-- What you are asked to do --
Copy each line below that contains "союзів".

-- Exercise materials --
___

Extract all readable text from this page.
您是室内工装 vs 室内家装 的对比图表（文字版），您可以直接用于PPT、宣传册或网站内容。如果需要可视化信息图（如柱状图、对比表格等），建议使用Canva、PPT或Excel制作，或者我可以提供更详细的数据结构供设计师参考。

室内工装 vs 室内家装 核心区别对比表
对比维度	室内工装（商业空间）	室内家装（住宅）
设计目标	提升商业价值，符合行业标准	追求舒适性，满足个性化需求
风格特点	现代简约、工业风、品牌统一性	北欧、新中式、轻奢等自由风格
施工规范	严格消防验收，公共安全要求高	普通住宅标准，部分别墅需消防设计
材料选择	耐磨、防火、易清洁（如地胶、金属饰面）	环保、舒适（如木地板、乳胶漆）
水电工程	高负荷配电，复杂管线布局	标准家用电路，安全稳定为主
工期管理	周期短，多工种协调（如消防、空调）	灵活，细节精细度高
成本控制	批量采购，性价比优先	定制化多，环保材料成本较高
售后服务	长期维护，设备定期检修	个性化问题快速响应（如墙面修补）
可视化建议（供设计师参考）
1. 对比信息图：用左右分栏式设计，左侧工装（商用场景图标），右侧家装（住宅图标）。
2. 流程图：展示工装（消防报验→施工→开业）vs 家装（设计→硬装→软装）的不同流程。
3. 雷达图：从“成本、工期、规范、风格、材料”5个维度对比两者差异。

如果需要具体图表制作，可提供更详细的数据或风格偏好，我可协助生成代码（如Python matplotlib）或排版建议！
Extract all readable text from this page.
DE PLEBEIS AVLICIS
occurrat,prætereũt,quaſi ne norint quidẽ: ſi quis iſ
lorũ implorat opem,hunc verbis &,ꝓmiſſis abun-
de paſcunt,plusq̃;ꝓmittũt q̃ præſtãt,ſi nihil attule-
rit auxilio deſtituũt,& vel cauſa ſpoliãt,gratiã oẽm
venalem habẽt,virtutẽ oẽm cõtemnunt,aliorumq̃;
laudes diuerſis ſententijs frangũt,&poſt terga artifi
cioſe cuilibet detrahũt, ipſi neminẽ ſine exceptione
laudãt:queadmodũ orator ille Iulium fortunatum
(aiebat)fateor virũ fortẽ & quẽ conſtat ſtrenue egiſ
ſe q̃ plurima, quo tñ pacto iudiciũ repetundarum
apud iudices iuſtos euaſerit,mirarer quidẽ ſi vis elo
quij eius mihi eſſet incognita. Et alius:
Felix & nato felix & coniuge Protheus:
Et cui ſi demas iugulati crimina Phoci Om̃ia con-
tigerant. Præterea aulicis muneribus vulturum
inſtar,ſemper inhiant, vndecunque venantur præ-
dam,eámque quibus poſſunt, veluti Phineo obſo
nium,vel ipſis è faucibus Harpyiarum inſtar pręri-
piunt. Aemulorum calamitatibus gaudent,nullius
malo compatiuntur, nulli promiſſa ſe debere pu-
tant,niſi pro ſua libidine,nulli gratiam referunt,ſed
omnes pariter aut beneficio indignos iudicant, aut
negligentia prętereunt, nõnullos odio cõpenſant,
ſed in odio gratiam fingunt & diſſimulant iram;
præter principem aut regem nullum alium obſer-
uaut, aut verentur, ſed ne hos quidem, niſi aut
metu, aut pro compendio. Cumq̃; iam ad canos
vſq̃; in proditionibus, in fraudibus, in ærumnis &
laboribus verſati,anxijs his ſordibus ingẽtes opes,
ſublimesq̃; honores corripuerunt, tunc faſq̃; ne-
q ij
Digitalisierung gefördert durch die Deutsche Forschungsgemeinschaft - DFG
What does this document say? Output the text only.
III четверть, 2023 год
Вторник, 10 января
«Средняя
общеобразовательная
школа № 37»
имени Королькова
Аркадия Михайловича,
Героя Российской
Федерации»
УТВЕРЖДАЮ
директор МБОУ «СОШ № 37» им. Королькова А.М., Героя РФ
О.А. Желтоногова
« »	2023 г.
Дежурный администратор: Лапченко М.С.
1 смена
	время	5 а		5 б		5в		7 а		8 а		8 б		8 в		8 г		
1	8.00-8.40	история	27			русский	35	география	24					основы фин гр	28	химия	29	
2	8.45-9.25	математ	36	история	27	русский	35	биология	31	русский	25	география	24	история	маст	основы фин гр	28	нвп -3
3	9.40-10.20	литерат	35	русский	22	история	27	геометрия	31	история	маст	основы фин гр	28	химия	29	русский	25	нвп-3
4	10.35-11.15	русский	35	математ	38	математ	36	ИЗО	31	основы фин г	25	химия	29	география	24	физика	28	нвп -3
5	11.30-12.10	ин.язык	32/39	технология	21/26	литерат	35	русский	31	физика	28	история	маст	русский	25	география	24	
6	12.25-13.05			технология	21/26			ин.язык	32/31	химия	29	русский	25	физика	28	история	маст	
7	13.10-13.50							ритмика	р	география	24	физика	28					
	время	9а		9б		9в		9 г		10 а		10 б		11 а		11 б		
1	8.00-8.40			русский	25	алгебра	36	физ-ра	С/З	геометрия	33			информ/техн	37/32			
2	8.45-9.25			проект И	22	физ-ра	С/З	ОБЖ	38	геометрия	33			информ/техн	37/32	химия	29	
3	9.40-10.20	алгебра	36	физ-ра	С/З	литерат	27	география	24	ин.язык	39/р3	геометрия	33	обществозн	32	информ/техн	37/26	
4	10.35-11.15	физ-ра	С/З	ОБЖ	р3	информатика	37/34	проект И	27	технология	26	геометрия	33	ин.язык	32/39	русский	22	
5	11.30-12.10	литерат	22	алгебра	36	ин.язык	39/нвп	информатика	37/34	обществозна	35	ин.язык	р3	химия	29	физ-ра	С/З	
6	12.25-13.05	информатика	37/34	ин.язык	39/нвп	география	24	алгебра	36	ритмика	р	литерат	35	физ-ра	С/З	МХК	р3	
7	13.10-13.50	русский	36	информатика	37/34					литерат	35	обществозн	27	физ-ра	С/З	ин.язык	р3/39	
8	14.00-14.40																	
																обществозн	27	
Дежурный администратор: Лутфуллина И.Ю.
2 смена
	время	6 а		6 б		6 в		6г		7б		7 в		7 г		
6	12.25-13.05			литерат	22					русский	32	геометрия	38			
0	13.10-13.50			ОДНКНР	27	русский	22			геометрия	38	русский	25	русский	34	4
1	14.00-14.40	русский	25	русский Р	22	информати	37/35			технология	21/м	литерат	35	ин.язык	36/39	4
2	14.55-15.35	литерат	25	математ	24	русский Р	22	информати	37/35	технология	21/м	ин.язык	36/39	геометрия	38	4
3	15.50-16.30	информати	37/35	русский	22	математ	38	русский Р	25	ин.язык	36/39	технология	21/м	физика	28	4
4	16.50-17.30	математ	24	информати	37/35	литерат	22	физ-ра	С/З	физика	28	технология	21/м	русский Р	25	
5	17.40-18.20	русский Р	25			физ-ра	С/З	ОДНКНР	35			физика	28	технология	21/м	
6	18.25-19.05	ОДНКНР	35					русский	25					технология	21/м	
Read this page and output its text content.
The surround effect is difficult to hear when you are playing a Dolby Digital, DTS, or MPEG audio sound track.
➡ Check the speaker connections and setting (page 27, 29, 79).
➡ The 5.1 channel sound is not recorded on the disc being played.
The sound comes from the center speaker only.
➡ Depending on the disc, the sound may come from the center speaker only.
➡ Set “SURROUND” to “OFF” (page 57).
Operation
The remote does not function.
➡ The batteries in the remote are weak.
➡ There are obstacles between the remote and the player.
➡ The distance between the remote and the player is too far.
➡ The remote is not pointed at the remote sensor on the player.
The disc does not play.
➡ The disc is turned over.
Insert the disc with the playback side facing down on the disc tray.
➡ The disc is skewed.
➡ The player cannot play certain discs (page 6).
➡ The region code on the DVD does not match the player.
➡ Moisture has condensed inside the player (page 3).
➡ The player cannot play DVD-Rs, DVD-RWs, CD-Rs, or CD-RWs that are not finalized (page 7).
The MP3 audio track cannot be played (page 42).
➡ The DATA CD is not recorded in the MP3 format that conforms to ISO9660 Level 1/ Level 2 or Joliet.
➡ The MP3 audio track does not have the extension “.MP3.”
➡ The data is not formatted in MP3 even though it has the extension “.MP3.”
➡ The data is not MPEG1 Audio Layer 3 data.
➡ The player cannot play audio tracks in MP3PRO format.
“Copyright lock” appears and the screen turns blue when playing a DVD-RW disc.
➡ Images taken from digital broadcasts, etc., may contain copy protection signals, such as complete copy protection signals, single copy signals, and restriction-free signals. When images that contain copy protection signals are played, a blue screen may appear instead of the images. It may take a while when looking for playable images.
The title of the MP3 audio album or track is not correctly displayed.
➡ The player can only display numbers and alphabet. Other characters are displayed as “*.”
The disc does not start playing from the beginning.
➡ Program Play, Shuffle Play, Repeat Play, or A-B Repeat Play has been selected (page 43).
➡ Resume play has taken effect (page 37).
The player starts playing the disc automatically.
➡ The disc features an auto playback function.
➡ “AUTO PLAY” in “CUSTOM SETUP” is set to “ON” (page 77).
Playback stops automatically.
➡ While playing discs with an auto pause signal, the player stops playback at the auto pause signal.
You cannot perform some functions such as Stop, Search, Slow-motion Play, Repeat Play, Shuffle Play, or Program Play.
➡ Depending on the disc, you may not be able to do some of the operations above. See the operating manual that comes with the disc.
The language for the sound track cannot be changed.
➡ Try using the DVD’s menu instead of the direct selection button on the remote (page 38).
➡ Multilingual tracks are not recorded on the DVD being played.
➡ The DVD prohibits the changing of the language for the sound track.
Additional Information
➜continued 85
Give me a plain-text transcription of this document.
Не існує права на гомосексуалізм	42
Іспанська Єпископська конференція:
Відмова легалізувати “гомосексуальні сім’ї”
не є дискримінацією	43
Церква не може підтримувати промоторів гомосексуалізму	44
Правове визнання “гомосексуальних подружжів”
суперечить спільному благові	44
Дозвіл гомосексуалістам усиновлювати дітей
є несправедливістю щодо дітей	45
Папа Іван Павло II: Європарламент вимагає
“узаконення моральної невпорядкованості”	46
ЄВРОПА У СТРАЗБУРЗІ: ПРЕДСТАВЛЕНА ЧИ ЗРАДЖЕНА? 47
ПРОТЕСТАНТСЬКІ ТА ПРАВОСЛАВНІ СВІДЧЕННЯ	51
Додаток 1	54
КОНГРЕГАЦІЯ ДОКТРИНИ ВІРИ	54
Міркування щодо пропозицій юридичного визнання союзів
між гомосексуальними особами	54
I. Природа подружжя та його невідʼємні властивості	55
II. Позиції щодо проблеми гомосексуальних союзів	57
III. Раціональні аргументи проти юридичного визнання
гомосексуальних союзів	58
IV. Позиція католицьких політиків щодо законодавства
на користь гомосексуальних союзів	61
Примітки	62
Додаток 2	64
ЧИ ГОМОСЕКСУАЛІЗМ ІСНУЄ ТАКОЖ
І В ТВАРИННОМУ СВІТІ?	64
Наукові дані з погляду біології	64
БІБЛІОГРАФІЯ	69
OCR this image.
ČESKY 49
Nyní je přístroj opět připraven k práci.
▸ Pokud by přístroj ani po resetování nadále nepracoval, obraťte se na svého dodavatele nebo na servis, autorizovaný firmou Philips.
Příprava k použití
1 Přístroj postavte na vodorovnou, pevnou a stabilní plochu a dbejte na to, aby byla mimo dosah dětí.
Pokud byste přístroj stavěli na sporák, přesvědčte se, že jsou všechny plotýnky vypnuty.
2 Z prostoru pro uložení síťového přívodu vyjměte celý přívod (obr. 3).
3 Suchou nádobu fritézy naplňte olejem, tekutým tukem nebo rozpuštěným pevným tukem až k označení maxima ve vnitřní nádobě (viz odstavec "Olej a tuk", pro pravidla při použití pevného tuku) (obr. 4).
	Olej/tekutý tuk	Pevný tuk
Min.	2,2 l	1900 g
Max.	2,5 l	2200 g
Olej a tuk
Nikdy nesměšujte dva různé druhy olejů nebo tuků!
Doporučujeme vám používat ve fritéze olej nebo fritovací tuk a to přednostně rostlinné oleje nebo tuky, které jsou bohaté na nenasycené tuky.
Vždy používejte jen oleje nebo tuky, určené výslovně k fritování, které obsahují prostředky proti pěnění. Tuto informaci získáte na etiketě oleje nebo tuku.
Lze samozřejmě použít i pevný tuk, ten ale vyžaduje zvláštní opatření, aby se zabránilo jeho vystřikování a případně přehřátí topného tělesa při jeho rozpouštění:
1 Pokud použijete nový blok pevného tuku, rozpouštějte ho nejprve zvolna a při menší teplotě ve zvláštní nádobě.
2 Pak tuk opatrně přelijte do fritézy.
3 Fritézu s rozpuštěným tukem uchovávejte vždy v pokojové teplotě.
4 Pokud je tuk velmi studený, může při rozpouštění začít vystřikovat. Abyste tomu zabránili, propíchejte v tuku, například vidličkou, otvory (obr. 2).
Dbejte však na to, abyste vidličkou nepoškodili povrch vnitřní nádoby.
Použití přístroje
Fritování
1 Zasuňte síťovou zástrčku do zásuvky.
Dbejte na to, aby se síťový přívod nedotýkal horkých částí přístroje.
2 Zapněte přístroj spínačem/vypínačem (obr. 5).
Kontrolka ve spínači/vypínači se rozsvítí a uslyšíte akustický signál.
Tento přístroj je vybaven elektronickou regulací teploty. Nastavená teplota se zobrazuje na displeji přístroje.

___

-- Answer in full --
Міркування щодо пропозицій юридичного визнання союзів
II. Позиції щодо проблеми гомосексуальних союзів	57
гомосексуальних союзів	58
на користь гомосексуальних союзів	61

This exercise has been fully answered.